__PASSAGE TO READ__

BEGIN

A single malicious message from an unauthenticated external user achieves full remote code execution on the host system via prompt injection through the unsandboxed exec tool.
Attacker→
WhatsApp (TB-1)→
Gateway (TB-2)→
Context Assembly (TB-3)→
Prompt Injection ⚡→
exec Tool (TB-5)→
Host Shell RCE
Two-phase persistent attack: first poisons agent memory with malicious instructions, then waits for a legitimate user to trigger context retrieval, exfiltrating credentials across channels.
Attacker Chat→
Memory Poison (T5)→
Victim Triggers Retrieval→
Poisoned Context (TB-3)→
read auth-profiles.json→
message → Attacker Channel
A malicious ClawHub plugin hooks into the engine pipeline, intercepts context assembly, injects persistent instructions, and writes cron jobs that survive plugin removal.
Malicious ClawHub Plugin→
Hooks Engine→
Intercept Context (TB-3)→
Inject Instructions→
Tool Calls (TB-5)→
Write cron/jobs.json
Attacker compromises agent via one channel, then uses the agent's trusted identity to send social engineering messages to corporate Slack — users trust the agent implicitly.
Inject via Discord→
Agent Compromised→
message → Corp Slack→
Users Trust Agent→
Exfil → Discord
Exploiting the gateway's WebSocket server grants full control of the hub, enabling enumeration via mDNS and lateral movement to all connected peripheral devices.
Exploit WS Server→
Full Gateway Control→
Enumerate Nodes (mDNS)→
Dispatch → macOS (TB-6)→
Dispatch → iOS (TB-6)→
Device Data Access

END

(Stored data entries)

BEGIN

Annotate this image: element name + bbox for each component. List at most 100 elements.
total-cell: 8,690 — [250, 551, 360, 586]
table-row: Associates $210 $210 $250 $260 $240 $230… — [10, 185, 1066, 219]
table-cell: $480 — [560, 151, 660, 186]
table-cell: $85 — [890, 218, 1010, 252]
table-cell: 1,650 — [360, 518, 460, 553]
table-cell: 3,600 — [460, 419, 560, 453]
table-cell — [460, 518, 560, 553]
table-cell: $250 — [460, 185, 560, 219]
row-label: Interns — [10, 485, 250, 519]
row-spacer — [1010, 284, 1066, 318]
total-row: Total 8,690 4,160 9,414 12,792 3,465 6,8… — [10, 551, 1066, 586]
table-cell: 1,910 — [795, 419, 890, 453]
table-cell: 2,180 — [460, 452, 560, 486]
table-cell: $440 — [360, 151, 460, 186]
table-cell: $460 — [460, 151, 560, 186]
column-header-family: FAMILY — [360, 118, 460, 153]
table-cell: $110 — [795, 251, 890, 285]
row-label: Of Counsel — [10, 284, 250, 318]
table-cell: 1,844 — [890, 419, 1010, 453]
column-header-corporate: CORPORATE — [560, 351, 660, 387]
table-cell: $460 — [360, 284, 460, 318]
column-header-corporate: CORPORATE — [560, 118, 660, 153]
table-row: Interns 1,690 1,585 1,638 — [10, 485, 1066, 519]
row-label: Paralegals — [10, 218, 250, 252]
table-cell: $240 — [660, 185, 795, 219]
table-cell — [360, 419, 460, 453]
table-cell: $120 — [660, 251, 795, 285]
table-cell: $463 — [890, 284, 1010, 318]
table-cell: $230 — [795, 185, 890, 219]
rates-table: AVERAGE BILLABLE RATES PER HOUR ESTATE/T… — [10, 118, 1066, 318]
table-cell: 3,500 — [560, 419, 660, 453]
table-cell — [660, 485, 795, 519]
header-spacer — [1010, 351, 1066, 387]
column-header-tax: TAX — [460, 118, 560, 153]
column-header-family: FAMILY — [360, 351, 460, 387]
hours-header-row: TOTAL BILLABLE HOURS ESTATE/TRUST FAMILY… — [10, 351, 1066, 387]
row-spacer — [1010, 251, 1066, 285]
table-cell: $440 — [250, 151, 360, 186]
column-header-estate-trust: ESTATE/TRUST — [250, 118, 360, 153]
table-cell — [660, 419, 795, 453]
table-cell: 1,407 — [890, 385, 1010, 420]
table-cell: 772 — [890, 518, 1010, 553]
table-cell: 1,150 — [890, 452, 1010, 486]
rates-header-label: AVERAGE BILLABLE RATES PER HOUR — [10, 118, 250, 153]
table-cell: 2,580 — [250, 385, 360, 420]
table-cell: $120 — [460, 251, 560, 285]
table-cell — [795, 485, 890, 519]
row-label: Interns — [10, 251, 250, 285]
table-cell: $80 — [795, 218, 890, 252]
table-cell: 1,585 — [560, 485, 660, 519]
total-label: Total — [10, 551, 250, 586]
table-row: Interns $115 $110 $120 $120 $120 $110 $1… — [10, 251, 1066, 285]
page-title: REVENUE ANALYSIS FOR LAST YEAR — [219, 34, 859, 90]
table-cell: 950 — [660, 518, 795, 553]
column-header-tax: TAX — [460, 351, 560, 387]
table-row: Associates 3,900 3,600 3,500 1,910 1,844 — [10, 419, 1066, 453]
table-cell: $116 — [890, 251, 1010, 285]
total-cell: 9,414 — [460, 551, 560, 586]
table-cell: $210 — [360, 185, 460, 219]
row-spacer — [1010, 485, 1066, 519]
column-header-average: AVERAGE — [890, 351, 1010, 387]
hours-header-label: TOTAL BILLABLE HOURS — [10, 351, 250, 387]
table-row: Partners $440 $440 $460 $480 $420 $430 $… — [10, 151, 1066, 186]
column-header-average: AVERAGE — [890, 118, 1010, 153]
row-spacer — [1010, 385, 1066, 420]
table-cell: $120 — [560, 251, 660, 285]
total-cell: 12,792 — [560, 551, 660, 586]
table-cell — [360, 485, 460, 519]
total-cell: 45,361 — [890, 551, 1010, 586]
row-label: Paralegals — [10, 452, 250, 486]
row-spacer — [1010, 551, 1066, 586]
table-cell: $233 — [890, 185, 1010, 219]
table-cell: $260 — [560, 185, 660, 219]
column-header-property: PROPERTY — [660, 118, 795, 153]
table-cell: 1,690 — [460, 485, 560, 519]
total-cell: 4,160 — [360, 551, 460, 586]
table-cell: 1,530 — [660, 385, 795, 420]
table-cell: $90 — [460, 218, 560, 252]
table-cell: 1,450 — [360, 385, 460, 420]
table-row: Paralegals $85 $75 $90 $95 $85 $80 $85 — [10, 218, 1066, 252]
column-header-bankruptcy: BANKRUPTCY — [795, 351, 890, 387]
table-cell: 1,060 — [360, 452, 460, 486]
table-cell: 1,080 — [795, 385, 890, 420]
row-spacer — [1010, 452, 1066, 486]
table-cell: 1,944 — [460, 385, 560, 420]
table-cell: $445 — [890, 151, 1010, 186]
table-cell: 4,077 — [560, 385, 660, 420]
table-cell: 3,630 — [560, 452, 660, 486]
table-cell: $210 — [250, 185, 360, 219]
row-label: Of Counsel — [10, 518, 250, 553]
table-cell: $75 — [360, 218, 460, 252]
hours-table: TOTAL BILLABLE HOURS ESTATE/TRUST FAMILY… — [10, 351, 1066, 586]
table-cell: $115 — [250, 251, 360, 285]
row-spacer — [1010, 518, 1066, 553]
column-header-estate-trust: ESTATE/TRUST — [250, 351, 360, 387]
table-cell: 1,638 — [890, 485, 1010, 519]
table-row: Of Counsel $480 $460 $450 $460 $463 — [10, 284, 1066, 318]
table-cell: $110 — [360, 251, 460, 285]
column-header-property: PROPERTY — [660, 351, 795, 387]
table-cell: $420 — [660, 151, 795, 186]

END

__THE TASK__
According to the attack scenarios, why do the social engineering messages that the compromised agent sends to corporate Slack succeed? Answer in one to three sentences. These records are separate material, apart from the attack scenarios.

__EXERCISE ANSWER__
They succeed because the attacker sends them under the agent's trusted identity, and users trust the agent implicitly.